__TUGAS TERTULIS__.
• A. Jawablah pertanyaan berikut berdasarkan teks tentang sengketa tanah pesisir Urutsewu.
(i) Pada tahun berapa Tentara Kolonial Belanda memakai pesisir Urutsewu sebagai arena latihan militer?
(ii) Sejauh berapa meter dari garis pantai TNI AD meluaskan klaimnya pada 2007?
(iii) Berapa hektare dari lahan yang akan ditambang PT MNC merupakan tanah milik TNI AD?
• B. Tentukan apakah setiap pernyataan berikut sesuai dengan teks tentang sengketa tanah pesisir Urutsewu. Jawab ya atau tidak, lalu kutip kata-kata teks yang menentukan jawaban itu.
(i) Izin Usaha Pertambangan Operasi Produksi untuk PT MNC diberikan selama 10 tahun.
(ii) Menurut warga, tanah berasengaja adalah tanah yang ditanami.
(iii) Jepang melanjutkan pemakaian pesisir Urutsewu sebagai arena latihan militer.
• C. Salin persis seluruh bagian teks tentang sengketa tanah pesisir Urutsewu, mulai dari "Pada 2008 Kodam" sampai "milik TNI AD.".

__TEKS BACAAN__.
------------------------------------------------

Penjajah Belanda mengklaim tanah pada jarak ± 150—200 m dari garis pantai sebagai milik Belanda. Masyarakat menyebutnya sebagai “Tanah Kompeni”, dan melawan Belanda untuk merebut kembali tanah-tanah ini. Pada 1937, Tentara Kolonial Belanda memakai pesisir Urutsewu sebagai arena latihan militer, dan dilanjutkan oleh Jepang pada 1942-5.

Maret-April 1998 Tentara Nasional Indonesia (TNI) Angkatan Darat (AD) melakukan pemetaan sepihak dan melabeli area lapangan tembak dengan “Tanah TNI-AD”, dan meminta tandatangan dari kepala desa di kawasan Urutsewu. Belakangan tanda tangan ini dipakai oleh TNI-AD sebagai klaim pengalihan status kepemilikan tanah, sesuatu yang tidak pernah dibicarakan sebelumnya. Pada 2006, TNI kembali melakukan klaim lewat mekanisme tanah berasengaja yang dipakai untuk lapangan tembak. Dalam persepsi warga berasengaja adalah tanah yang sengaja di-bera-kan (tidak ditanami) dan digunakan sebagai penggembalaan ternak.

TNI AD meluaskan klaimnya menjadi 1000 m dari garis pantai pada 2007 dan meminta ganti rugi dalam proses pembangunan Jalan Jalur Lintas Selatan Pulau Jawa. Klaim TNI AD ini memicu perlawanan keras dari masyarakat dalam bentuk pencabutan patok radius 1000 m dari garis pantai. TNI AD mengancam warga terkait perlawanan ini. Belakangan, klaim “jarak 1000 m” TNI AD diakomodir dalam Draft Rencana Tata Ruang Wilayah (RTRW) Kabupaten Kebumen.

Pada 2008 Kodam IV Diponegoro mengeluarkan surat Persetujuan Pemanfaatan Tanah TNI AD di Kecamatan Mirit untuk Penambangan Pasir Besi kepada PT Mitra Niagatama Cemerlang (MNC). Artinya, TNI AD meneruskan klaimnya terhadap tanah di pesisir Urutsewu, sekaligus terlibat dalam bisnis pertambangan pasir besi. Hal terakhir ini diperkuat dengan terlibatnya salah seorang pensiunan TNI-AD sebagai komisaris PT MNC. Per Januari 2011, pemerintah mengeluarkan Izin Usaha Pertambangan Operasi Produksi kepada PT MNC selama 10 tahun, tanpa sosialisasi. Dalam surat ini dinyatakan bahwa luasan lahan yang akan ditambang adalah 591,07 ha dengan 317,48 ha diantaranya adalah tanah milik TNI AD.

------------------------------------------------

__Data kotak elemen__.
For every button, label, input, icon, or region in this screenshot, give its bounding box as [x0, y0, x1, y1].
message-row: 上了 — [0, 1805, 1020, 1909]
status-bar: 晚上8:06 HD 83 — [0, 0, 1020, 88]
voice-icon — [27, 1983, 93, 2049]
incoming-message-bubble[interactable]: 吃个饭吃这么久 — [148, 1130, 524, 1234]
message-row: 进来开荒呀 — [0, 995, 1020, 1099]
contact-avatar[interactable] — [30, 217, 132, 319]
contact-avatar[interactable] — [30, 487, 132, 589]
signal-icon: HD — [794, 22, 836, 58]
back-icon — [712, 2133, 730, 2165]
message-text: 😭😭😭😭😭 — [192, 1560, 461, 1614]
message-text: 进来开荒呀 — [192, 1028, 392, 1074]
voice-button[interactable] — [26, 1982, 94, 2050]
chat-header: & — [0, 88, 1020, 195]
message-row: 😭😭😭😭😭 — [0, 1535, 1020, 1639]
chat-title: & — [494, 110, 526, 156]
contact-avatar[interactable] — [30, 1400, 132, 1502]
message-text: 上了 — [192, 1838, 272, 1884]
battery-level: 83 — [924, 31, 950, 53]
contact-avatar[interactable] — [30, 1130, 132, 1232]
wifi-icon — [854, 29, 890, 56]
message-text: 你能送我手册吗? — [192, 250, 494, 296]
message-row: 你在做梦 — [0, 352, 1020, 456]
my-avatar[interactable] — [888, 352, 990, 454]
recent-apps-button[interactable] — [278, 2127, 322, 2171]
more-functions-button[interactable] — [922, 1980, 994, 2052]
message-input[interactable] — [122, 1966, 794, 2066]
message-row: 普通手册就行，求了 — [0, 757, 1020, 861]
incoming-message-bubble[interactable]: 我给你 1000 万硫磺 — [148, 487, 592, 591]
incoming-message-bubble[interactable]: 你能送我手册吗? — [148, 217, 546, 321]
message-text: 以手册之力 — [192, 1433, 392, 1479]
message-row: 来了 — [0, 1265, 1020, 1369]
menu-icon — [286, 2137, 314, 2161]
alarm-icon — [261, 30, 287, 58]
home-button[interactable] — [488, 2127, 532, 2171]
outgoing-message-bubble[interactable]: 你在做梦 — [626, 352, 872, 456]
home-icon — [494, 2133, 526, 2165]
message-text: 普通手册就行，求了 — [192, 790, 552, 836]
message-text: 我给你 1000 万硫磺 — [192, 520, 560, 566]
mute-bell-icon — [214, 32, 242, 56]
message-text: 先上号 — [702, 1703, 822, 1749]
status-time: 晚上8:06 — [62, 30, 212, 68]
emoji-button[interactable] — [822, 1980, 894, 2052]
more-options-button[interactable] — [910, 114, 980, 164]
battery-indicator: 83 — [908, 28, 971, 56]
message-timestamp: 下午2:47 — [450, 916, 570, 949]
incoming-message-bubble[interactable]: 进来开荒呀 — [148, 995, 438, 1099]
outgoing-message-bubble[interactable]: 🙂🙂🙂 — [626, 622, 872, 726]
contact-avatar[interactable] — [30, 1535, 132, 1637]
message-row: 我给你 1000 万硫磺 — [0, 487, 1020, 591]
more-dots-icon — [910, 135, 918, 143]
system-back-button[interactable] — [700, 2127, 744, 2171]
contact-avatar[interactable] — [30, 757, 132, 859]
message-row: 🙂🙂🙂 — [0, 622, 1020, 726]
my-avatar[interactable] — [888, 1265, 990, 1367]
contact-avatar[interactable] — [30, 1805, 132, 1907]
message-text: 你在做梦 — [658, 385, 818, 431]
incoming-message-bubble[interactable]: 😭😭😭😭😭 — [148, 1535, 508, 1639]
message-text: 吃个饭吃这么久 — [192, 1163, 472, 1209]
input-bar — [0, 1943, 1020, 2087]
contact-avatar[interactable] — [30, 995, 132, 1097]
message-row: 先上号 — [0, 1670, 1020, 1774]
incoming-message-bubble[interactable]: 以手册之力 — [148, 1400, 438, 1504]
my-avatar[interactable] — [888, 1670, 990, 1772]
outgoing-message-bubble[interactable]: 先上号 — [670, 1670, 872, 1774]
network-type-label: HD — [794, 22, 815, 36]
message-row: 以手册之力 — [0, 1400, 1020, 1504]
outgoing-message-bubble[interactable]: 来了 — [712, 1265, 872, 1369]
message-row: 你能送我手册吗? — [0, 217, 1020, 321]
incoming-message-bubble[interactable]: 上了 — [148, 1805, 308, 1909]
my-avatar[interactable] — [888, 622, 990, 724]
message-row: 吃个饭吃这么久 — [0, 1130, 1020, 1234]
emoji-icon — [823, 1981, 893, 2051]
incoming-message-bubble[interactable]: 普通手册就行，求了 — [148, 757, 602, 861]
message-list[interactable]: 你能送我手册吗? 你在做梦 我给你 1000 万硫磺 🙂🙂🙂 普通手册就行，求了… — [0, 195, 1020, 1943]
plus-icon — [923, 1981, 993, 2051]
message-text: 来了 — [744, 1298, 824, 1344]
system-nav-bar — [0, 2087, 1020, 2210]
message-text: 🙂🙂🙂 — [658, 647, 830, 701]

------------------------------------------------

__JAWABAN__.
• A.
(i) 1937
(ii) 1000 m
(iii) 317,48 ha

• B.
(i) Ya: "pemerintah mengeluarkan Izin Usaha Pertambangan Operasi Produksi kepada PT MNC selama 10 tahun"
(ii) Tidak: "tanah yang sengaja di-bera-kan (tidak ditanami) dan digunakan sebagai penggembalaan ternak"
(iii) Ya: "dilanjutkan oleh Jepang pada 1942-5"

• C.
Pada 2008 Kodam IV Diponegoro mengeluarkan surat Persetujuan Pemanfaatan Tanah TNI AD di Kecamatan Mirit untuk Penambangan Pasir Besi kepada PT Mitra Niagatama Cemerlang (MNC). Artinya, TNI AD meneruskan klaimnya terhadap tanah di pesisir Urutsewu, sekaligus terlibat dalam bisnis pertambangan pasir besi. Hal terakhir ini diperkuat dengan terlibatnya salah seorang pensiunan TNI-AD sebagai komisaris PT MNC. Per Januari 2011, pemerintah mengeluarkan Izin Usaha Pertambangan Operasi Produksi kepada PT MNC selama 10 tahun, tanpa sosialisasi. Dalam surat ini dinyatakan bahwa luasan lahan yang akan ditambang adalah 591,07 ha dengan 317,48 ha diantaranya adalah tanah milik TNI AD.